Text |
— START —

Thread: Optimizing query

Optimizing query

From
Poul Møller Hansen
Date:
I have a problem creating a usable index for the following simple query:
SELECT * FROM my.table WHERE node = '10' ORDER BY id DESC LIMIT 1

id is a serial, so the query is to find the latest entry to a given node
and id is the primary key.
The table contains around 1 million records and the query takes around 2
seconds.

I have tried to make an index on node and also on both id & node, but is
doesn't lower the
query time.

What am I doing wrong ?

Thanks,
Poul


Re: Optimizing query

From
Richard Huxton
Date:
Poul Møller Hansen wrote:
> I have a problem creating a usable index for the following simple query:
> SELECT * FROM my.table WHERE node = '10' ORDER BY id DESC LIMIT 1
>
> id is a serial, so the query is to find the latest entry to a given node
> and id is the primary key.

You're not necessarily getting the latest entry, just the one with the
highest "id". Sequences guarantee uniqueness but if you have concurrent
inserts not necessarily ordering.

— END —

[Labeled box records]
— START —

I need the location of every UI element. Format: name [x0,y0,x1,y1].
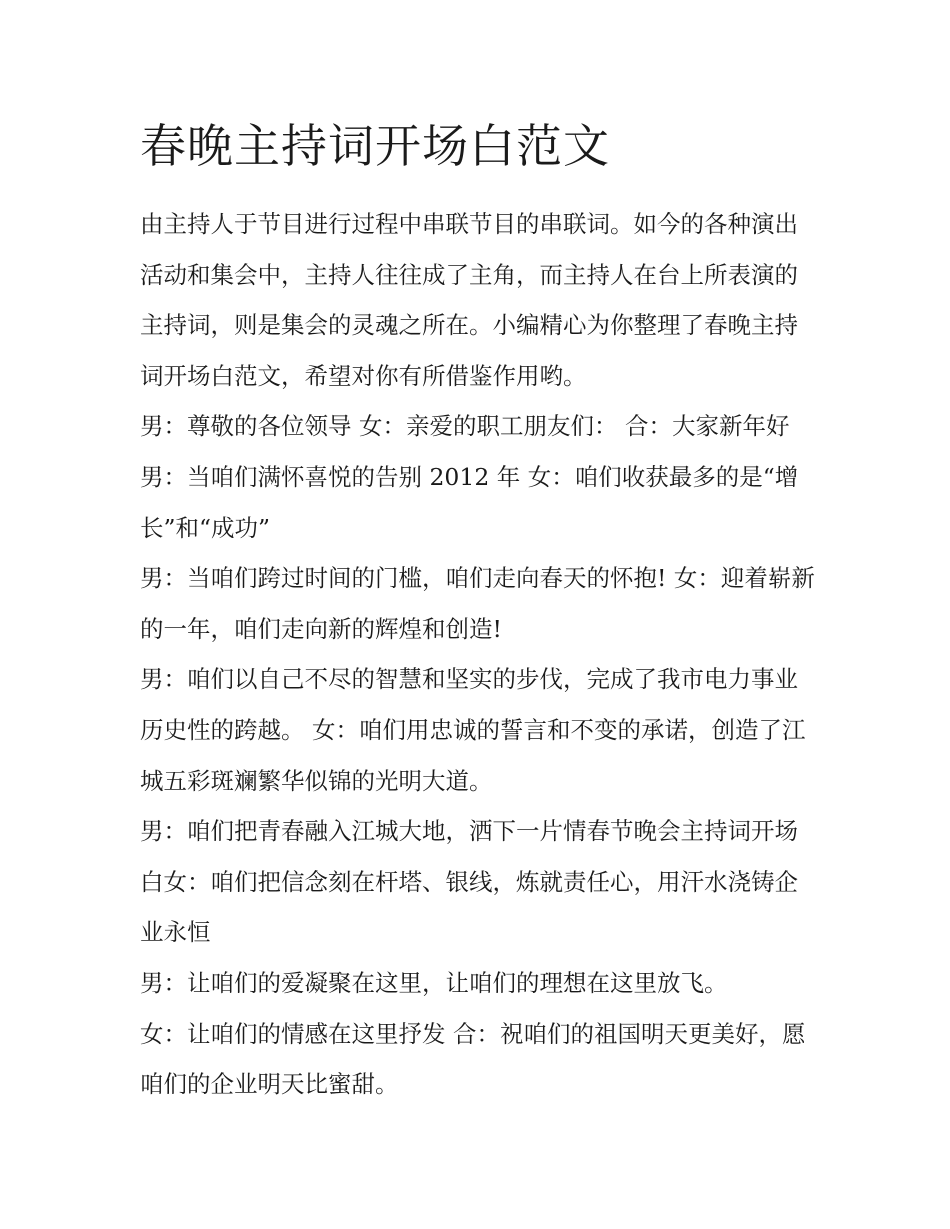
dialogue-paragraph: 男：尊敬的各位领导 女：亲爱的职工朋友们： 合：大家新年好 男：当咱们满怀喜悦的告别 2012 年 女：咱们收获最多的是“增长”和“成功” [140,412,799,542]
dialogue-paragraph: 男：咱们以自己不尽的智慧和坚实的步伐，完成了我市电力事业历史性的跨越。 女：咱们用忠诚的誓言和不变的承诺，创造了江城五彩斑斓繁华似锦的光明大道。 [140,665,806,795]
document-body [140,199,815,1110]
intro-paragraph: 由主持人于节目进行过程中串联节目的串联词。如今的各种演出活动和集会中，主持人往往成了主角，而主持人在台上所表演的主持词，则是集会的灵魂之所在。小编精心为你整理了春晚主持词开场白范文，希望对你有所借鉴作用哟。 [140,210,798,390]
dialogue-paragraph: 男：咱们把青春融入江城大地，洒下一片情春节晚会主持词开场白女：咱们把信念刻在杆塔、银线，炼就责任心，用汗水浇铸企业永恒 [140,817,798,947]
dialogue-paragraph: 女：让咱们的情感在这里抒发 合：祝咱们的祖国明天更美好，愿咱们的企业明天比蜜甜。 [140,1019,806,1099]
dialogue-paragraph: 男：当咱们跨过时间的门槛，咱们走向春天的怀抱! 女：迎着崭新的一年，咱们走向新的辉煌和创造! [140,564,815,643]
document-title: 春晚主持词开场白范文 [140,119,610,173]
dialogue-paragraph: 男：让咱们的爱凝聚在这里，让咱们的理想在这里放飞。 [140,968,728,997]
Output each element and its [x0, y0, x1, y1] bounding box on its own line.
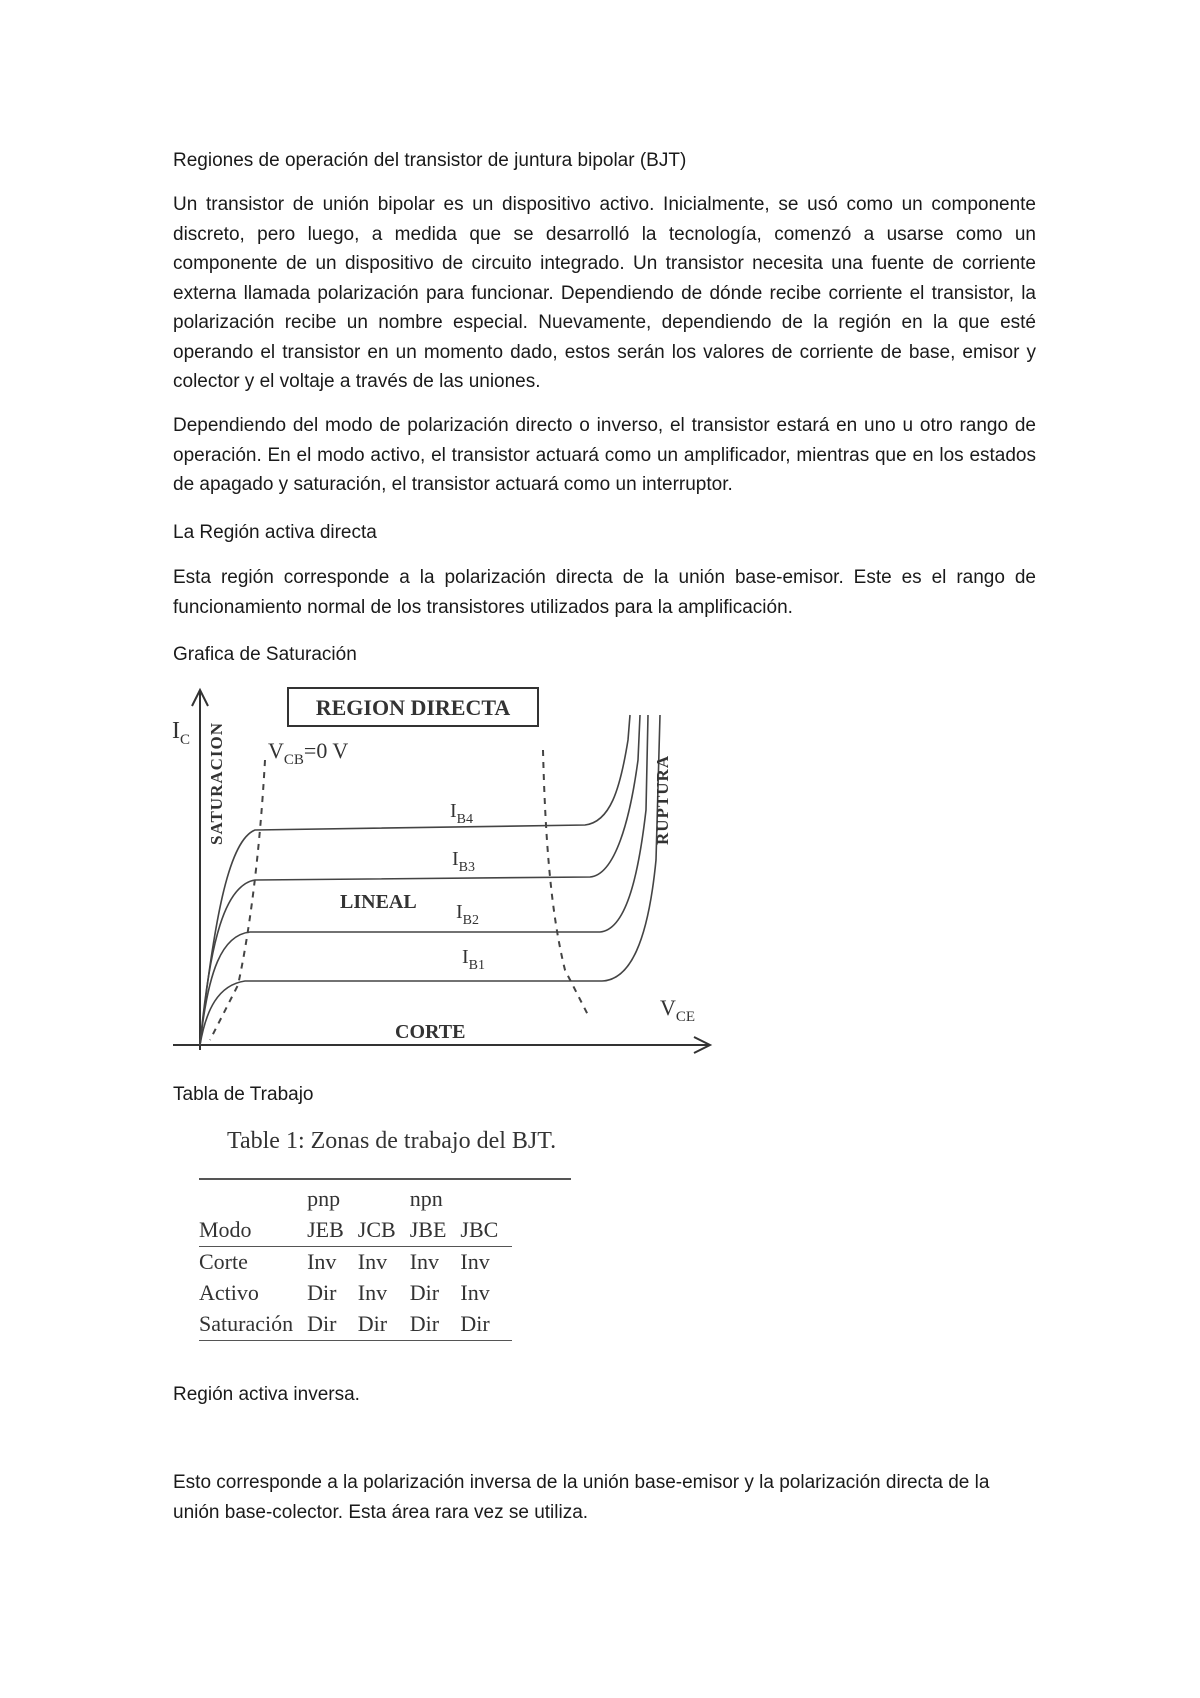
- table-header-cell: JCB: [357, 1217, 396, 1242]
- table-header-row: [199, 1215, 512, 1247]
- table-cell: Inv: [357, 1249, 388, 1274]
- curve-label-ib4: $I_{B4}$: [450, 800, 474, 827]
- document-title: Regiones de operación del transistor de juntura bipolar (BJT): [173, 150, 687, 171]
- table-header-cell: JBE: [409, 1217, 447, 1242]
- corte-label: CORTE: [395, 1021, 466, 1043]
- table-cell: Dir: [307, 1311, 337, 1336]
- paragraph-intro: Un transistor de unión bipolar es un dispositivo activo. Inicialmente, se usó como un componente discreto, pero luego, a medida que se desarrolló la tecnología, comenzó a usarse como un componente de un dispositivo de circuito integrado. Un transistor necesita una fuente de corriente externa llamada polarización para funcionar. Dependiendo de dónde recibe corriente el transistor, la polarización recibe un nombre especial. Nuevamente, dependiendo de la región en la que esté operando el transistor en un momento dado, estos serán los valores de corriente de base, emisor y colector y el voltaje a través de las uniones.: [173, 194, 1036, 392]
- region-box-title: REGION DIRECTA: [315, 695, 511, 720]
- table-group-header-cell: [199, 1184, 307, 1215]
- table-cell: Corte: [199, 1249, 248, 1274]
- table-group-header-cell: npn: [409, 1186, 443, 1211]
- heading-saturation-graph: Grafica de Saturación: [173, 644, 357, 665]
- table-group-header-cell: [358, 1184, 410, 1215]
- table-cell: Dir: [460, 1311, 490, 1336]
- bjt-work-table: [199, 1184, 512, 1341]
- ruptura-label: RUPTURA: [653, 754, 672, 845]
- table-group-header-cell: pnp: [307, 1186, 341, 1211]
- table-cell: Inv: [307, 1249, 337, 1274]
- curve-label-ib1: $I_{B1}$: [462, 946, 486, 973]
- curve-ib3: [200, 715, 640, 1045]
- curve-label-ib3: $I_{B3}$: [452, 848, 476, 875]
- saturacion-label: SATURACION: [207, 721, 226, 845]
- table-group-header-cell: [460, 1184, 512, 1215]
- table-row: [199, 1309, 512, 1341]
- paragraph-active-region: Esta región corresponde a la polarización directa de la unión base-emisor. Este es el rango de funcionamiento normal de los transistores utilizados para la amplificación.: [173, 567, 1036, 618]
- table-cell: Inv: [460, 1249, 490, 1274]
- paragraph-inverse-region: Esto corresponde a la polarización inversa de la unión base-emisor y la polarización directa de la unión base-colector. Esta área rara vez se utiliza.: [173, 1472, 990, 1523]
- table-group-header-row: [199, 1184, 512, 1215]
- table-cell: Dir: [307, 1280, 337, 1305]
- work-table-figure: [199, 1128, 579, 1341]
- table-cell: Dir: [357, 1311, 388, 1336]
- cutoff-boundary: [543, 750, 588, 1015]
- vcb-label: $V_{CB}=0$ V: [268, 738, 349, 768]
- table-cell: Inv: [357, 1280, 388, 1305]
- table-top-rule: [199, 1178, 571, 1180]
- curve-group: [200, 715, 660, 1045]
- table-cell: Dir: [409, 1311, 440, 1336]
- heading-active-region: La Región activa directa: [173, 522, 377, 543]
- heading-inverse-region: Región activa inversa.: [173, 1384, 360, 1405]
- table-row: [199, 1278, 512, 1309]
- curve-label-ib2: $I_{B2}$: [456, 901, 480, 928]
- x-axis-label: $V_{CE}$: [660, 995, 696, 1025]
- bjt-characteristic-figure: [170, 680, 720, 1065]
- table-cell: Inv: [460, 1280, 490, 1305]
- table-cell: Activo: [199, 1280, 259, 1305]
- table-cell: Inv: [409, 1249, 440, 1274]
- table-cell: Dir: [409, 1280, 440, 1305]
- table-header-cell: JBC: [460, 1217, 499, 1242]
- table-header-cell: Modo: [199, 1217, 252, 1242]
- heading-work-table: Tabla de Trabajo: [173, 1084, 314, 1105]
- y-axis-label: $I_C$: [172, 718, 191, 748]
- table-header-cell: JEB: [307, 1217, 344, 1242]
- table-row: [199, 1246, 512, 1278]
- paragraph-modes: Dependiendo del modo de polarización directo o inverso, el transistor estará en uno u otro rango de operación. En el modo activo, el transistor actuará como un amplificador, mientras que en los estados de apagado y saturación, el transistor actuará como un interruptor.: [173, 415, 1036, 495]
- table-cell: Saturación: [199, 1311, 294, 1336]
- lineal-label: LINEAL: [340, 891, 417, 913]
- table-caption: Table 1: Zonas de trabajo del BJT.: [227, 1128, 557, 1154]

— END —
— START —

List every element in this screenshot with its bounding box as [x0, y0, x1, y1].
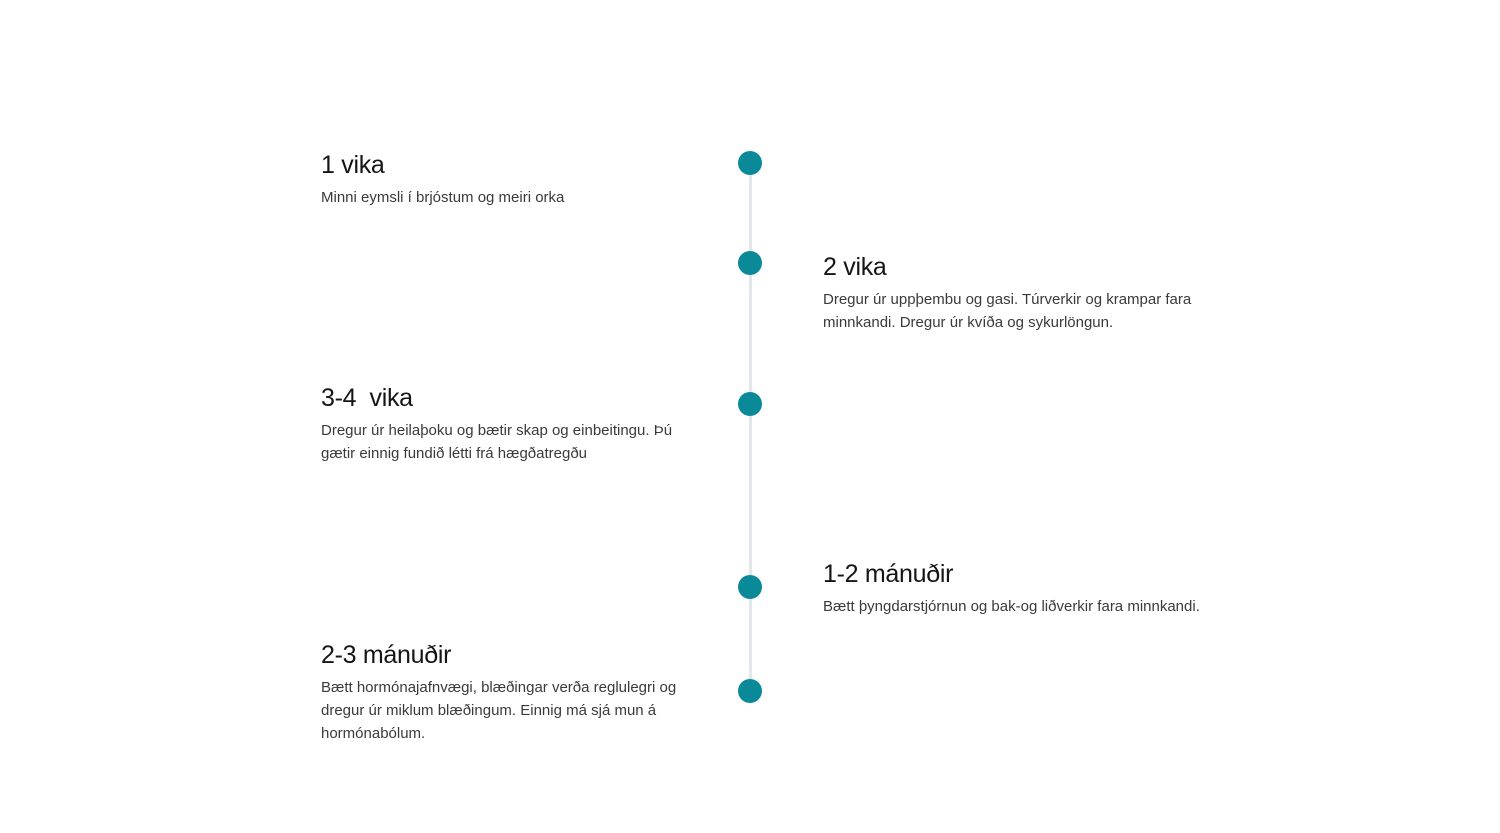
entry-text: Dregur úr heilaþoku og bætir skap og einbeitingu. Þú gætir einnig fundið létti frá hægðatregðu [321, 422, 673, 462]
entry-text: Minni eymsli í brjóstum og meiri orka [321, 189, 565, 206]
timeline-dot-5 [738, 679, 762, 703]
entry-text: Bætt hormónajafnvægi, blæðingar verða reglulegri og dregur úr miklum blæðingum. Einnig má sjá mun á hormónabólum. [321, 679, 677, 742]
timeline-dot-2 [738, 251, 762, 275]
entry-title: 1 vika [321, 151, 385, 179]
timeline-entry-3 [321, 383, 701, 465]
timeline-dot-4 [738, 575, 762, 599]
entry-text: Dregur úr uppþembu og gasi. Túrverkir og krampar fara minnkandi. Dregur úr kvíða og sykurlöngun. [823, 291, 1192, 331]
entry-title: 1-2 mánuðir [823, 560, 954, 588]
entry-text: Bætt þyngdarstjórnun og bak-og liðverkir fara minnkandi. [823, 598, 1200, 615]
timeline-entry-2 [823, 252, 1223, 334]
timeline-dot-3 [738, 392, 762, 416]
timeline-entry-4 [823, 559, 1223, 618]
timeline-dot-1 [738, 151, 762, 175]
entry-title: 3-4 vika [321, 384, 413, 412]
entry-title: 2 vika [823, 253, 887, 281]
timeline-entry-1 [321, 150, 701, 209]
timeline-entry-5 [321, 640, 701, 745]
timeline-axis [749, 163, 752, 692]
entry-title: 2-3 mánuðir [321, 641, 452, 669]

— END —

Things to do |
A – According to the query-optimization thread, about how many records does the table contain?
B – Continue the query-optimization thread from its last sentence.

The responses |
A – Around 1 million records.

B –
> The table contains around 1 million records and the query takes around 2
> seconds.


Well, you don't say how many different values for "node" there are, nor
how many rows you would expect where node='10'.

> I have tried to make an index on node and also on both id & node, but is
> doesn't lower the query time.

Difficult to say what's happening since you don't supply any EXPLAIN
ANALYSE output.

However, if you have an index on (node,id) you might want to try:
   SELECT ... ORDER BY node DESC, id DESC LIMIT 1;
That way the "ORDER BY" part clearly tells the planner that a
reverse-order on your index will be useful.

--
   Richard Huxton
   Archonet Ltd


Re: Optimizing query

From
Poul Møller Hansen
Date:
>> I have a problem creating a usable index for the following simple query:
>> SELECT * FROM my.table WHERE node = '10' ORDER BY id DESC LIMIT 1
>>
>> id is a serial, so the query is to find the latest entry to a given
>> node and id is the primary key.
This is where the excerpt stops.